*TASK REQUIREMENTS*:
Give the material below as a numbered list with the blank lines dropped, and leave the pictures out.

*LISTED ENTRIES*:
+ + + + + + +
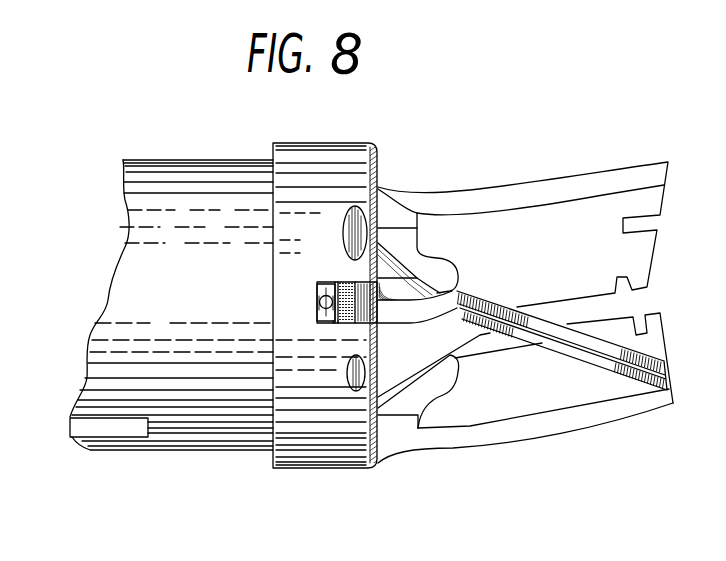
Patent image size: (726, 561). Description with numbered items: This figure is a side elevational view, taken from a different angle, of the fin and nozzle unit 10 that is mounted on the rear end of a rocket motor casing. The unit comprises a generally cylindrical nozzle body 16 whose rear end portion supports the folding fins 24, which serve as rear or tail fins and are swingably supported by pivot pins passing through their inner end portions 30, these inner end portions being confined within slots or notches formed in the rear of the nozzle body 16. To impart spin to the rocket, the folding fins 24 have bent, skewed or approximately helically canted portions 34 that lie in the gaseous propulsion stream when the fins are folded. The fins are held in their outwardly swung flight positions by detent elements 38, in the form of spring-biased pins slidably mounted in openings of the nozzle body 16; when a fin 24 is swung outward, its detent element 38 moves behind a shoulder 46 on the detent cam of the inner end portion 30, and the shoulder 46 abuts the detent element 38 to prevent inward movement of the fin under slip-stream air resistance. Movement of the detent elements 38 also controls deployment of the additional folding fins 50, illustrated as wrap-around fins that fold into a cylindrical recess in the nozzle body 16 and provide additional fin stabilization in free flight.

The fin and nozzle unit 10 is at (600, 143).
The nozzle body 16 is at (310, 142).
The folding fins 24 is at (526, 183).
The inner end portions 30 is at (343, 282).
The bent portions 34 is at (607, 367).
The detent elements 38 is at (320, 318).
The shoulder 46 is at (334, 323).
The additional folding fins 50 is at (183, 175).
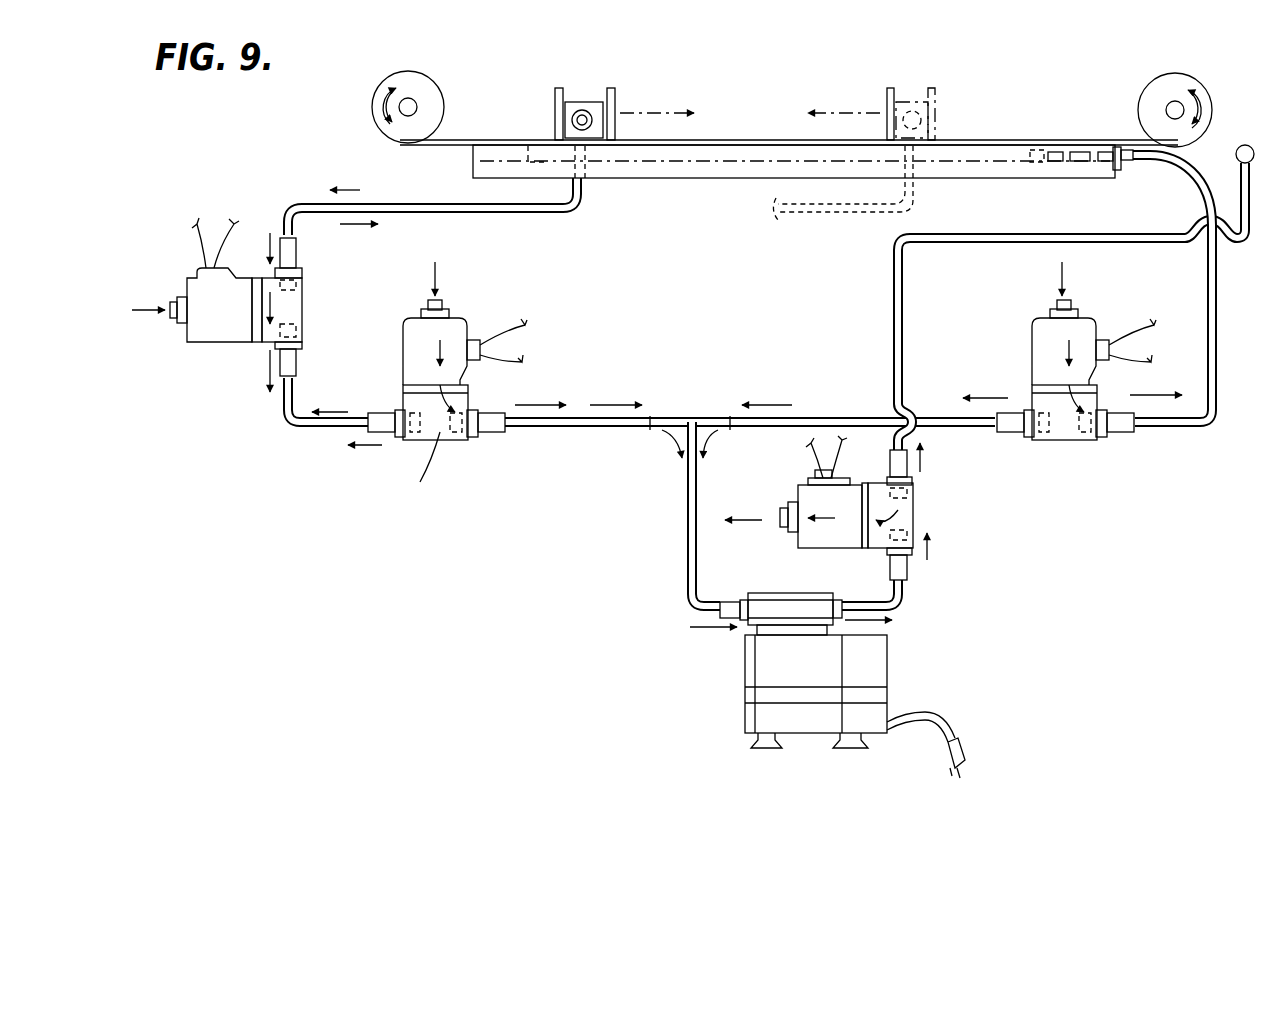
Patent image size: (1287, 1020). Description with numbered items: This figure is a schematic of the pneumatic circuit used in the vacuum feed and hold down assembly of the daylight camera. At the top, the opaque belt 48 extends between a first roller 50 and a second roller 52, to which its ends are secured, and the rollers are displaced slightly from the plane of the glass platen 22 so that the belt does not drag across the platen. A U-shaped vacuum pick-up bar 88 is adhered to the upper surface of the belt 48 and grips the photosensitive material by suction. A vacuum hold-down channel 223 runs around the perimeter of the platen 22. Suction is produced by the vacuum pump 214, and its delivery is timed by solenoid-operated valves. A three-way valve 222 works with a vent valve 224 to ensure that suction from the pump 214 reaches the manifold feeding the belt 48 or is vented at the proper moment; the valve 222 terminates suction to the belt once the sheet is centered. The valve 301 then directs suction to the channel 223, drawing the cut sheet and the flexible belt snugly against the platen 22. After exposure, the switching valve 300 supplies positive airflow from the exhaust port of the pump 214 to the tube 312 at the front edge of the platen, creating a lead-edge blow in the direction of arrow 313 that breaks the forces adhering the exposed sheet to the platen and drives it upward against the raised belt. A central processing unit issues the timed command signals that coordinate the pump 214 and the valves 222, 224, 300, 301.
+ + + + + + +
*WORKED SOLUTION*:
1. Patent image size: (726, 561). Description with numbered items: This figure is a side elevational view, taken from a different angle, of the fin and nozzle unit 10 that is mounted on the rear end of a rocket motor casing. The unit comprises a generally cylindrical nozzle body 16 whose rear end portion supports the folding fins 24, which serve as rear or tail fins and are swingably supported by pivot pins passing through their inner end portions 30, these inner end portions being confined within slots or notches formed in the rear of the nozzle body 16. To impart spin to the rocket, the folding fins 24 have bent, skewed or approximately helically canted portions 34 that lie in the gaseous propulsion stream when the fins are folded. The fins are held in their outwardly swung flight positions by detent elements 38, in the form of spring-biased pins slidably mounted in openings of the nozzle body 16; when a fin 24 is swung outward, its detent element 38 moves behind a shoulder 46 on the detent cam of the inner end portion 30, and the shoulder 46 abuts the detent element 38 to prevent inward movement of the fin under slip-stream air resistance. Movement of the detent elements 38 also controls deployment of the additional folding fins 50, illustrated as wrap-around fins that fold into a cylindrical recess in the nozzle body 16 and provide additional fin stabilization in free flight.
2. The fin and nozzle unit 10 is at (600, 143).
3. The nozzle body 16 is at (310, 142).
4. The folding fins 24 is at (526, 183).
5. The inner end portions 30 is at (343, 282).
6. The bent portions 34 is at (607, 367).
7. The detent elements 38 is at (320, 318).
8. The shoulder 46 is at (334, 323).
9. The additional folding fins 50 is at (183, 175).
10. Patent image size: (1287, 1020). Description with numbered items: This figure is a schematic of the pneumatic circuit used in the vacuum feed and hold down assembly of the daylight camera. At the top, the opaque belt 48 extends between a first roller 50 and a second roller 52, to which its ends are secured, and the rollers are displaced slightly from the plane of the glass platen 22 so that the belt does not drag across the platen. A U-shaped vacuum pick-up bar 88 is adhered to the upper surface of the belt 48 and grips the photosensitive material by suction. A vacuum hold-down channel 223 runs around the perimeter of the platen 22. Suction is produced by the vacuum pump 214, and its delivery is timed by solenoid-operated valves. A three-way valve 222 works with a vent valve 224 to ensure that suction from the pump 214 reaches the manifold feeding the belt 48 or is vented at the proper moment; the valve 222 terminates suction to the belt once the sheet is centered. The valve 301 then directs suction to the channel 223, drawing the cut sheet and the flexible belt snugly against the platen 22. After exposure, the switching valve 300 supplies positive airflow from the exhaust port of the pump 214 to the tube 312 at the front edge of the platen, creating a lead-edge blow in the direction of arrow 313 that breaks the forces adhering the exposed sheet to the platen and drives it upward against the raised belt. A central processing unit issues the timed command signals that coordinate the pump 214 and the valves 222, 224, 300, 301.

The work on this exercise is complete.